━━━━━ RECORDS FOR THIS TASK

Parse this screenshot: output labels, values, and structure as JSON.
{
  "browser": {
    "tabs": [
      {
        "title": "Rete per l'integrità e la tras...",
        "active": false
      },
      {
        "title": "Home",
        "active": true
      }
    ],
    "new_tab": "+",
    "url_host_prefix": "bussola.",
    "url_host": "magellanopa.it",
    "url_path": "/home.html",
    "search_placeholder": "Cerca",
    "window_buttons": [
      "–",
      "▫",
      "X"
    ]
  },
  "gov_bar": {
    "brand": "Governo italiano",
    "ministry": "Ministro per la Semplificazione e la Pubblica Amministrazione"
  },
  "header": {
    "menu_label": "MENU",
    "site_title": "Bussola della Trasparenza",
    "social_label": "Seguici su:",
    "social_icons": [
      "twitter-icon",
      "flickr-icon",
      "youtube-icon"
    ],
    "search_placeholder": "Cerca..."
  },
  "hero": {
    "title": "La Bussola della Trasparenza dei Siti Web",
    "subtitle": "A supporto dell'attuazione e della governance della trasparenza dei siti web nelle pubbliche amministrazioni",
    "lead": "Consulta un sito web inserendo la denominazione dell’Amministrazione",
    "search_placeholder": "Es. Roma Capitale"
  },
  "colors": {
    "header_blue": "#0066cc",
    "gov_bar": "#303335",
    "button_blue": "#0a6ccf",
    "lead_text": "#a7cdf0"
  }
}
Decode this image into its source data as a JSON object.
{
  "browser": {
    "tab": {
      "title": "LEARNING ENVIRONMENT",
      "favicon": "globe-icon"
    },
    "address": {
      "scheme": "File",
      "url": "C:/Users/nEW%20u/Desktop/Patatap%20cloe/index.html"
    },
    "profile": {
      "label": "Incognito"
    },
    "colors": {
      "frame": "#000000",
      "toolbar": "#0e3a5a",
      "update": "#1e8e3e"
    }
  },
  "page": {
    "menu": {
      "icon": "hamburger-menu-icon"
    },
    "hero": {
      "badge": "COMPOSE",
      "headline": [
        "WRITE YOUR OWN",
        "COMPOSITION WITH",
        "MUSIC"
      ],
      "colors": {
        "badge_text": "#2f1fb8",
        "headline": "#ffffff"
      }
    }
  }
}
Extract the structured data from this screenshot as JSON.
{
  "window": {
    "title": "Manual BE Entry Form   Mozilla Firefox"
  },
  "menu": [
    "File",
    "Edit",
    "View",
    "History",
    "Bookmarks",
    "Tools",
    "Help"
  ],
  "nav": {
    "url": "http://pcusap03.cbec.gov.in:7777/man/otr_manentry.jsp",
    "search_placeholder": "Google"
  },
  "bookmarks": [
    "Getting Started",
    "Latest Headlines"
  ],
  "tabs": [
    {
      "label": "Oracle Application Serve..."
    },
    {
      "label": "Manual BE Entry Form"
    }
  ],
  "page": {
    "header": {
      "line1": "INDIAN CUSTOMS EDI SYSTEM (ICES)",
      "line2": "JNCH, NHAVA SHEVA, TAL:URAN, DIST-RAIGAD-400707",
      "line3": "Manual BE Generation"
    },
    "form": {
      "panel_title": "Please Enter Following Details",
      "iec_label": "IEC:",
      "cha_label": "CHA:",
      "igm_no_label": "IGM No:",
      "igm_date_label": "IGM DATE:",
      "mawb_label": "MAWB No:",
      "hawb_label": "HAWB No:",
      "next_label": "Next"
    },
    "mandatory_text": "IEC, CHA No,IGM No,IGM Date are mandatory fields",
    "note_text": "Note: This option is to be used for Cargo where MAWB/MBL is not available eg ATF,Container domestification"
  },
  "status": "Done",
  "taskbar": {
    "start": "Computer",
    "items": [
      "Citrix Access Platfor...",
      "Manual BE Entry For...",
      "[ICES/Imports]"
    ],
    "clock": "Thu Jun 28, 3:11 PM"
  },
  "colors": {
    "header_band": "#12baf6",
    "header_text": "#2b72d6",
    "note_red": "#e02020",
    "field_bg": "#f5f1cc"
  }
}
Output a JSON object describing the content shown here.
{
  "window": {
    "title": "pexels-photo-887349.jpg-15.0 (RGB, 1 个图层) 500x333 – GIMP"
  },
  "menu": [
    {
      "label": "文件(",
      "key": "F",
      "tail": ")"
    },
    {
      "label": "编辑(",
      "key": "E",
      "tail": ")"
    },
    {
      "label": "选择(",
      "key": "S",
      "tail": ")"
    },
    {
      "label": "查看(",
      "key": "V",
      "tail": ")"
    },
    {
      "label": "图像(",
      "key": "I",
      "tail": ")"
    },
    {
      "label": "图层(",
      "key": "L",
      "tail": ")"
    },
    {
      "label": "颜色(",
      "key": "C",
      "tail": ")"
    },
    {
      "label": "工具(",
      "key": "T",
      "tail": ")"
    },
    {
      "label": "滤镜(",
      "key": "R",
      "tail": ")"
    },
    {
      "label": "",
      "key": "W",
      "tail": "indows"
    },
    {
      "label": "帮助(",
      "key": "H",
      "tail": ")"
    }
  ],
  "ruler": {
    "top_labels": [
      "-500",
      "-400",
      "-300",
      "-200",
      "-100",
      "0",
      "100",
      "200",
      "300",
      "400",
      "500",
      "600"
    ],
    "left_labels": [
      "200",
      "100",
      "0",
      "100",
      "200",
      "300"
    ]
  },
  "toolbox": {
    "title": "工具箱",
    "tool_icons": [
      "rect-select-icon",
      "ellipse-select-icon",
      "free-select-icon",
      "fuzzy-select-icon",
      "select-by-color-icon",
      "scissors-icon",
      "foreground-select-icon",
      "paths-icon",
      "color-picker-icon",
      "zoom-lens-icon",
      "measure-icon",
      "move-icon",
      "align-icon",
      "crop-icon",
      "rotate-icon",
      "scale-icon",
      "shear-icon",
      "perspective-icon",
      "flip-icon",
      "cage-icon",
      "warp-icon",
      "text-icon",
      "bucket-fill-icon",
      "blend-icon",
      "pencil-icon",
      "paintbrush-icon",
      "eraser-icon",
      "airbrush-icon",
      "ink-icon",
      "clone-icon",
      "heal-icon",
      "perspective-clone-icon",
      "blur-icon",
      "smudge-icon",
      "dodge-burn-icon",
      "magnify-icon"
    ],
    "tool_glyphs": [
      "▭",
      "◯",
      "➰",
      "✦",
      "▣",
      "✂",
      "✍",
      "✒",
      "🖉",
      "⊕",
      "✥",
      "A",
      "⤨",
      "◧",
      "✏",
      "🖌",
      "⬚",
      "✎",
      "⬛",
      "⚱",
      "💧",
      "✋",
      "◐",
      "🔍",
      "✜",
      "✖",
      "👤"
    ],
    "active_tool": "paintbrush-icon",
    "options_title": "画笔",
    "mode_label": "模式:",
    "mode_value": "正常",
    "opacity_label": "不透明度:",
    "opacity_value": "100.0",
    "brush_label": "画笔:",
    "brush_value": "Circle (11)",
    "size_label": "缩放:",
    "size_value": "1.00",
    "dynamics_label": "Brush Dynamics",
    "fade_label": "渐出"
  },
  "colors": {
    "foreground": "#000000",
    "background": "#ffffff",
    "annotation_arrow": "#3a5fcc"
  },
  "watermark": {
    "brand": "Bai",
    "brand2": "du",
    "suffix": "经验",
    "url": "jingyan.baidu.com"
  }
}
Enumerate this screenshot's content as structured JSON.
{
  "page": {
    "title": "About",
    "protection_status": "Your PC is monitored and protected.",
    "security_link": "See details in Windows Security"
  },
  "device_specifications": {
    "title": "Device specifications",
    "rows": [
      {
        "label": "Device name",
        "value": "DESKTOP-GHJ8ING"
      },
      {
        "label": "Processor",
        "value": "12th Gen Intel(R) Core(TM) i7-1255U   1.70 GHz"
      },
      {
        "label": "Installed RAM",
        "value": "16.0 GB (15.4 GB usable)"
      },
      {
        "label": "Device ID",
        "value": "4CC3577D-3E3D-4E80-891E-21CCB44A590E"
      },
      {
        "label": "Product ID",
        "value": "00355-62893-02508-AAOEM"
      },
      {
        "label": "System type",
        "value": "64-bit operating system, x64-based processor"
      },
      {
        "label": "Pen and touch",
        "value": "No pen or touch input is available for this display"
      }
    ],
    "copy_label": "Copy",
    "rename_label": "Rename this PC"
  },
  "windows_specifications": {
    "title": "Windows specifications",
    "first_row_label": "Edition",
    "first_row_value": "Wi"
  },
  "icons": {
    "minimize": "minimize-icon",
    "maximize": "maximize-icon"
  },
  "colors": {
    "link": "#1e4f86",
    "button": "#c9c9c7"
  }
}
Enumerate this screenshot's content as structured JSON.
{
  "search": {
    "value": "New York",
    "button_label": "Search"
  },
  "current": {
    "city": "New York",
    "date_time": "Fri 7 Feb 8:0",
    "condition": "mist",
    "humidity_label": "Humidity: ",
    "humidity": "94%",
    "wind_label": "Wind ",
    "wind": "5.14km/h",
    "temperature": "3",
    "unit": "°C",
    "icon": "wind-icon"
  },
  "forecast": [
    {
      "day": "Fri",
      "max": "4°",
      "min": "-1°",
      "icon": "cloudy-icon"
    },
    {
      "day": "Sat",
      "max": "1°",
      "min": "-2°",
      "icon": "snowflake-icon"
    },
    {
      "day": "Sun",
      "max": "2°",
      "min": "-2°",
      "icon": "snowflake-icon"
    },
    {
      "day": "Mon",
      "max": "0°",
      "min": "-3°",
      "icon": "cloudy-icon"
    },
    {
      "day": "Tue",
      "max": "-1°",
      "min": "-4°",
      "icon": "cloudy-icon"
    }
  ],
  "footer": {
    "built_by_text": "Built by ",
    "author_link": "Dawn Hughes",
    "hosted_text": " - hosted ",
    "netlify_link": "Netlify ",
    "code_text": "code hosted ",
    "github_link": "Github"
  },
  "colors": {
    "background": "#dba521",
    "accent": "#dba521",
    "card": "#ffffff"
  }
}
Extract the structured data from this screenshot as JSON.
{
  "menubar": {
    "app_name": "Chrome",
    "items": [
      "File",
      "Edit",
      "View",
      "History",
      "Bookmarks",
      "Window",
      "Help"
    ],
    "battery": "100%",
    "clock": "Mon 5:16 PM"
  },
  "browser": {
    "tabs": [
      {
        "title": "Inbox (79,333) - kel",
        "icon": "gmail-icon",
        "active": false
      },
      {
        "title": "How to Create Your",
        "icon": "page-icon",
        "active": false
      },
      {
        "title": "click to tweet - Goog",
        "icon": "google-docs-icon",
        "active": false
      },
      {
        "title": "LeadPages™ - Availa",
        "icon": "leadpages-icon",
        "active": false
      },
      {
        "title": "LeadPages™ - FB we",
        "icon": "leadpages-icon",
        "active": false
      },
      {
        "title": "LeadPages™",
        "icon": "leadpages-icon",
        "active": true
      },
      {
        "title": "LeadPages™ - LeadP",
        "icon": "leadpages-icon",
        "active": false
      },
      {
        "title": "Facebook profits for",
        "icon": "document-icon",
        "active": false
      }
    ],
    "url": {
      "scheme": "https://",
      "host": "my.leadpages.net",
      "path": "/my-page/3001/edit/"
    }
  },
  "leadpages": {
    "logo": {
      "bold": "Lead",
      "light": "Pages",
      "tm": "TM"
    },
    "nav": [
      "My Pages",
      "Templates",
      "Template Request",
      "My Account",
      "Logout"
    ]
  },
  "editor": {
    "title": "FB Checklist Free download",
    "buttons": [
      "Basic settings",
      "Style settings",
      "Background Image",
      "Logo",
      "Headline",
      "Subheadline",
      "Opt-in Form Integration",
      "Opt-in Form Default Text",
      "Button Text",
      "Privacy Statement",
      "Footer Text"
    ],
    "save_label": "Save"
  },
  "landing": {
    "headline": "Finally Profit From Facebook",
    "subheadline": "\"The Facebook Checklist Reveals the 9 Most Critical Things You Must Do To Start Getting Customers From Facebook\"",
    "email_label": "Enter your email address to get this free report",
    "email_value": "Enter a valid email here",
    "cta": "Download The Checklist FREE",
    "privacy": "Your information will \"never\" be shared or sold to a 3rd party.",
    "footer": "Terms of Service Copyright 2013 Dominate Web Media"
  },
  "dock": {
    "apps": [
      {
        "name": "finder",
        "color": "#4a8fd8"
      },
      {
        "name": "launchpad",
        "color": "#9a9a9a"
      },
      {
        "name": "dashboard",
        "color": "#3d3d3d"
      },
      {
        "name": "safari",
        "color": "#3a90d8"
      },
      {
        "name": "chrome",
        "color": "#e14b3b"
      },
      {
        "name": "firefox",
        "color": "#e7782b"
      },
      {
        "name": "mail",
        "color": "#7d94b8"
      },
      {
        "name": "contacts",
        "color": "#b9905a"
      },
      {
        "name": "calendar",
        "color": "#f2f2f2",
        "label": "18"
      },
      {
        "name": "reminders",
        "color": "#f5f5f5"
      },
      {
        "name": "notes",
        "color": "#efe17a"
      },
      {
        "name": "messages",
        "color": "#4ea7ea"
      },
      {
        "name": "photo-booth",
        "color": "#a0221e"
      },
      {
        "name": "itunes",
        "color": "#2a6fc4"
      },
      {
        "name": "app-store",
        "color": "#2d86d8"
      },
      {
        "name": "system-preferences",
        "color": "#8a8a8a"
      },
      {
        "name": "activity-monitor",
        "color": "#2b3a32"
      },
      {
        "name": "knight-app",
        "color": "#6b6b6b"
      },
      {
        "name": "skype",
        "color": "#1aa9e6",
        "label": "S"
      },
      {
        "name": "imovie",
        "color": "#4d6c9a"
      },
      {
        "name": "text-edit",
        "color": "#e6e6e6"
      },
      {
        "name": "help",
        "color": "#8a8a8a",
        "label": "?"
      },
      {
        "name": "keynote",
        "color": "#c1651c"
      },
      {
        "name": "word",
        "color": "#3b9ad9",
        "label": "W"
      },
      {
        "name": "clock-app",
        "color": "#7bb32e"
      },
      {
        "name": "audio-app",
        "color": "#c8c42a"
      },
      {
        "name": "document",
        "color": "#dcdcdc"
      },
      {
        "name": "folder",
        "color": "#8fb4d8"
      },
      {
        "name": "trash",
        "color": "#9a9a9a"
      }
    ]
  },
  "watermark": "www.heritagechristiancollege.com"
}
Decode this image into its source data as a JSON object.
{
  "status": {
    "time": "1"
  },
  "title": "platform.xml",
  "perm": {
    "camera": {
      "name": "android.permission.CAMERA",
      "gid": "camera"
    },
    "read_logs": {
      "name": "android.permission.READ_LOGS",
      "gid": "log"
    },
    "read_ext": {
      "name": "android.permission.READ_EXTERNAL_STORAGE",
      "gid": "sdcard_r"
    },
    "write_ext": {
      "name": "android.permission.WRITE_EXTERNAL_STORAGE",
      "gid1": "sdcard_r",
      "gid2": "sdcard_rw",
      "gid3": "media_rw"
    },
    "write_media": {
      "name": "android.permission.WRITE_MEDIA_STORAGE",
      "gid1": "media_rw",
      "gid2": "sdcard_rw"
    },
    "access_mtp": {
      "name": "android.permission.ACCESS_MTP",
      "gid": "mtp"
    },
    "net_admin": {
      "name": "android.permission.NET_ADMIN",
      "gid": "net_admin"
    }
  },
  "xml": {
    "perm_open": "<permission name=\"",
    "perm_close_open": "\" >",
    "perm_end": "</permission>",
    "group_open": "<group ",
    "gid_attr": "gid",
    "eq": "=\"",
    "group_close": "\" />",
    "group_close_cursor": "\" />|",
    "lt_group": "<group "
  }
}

━━━━━━━━━━

- EXERCISE OBJECTIVE
Which lines contain the word "Cerca"? Copy each of them.

- THE OUTPUT
    "search_placeholder": "Cerca",
    "search_placeholder": "Cerca..."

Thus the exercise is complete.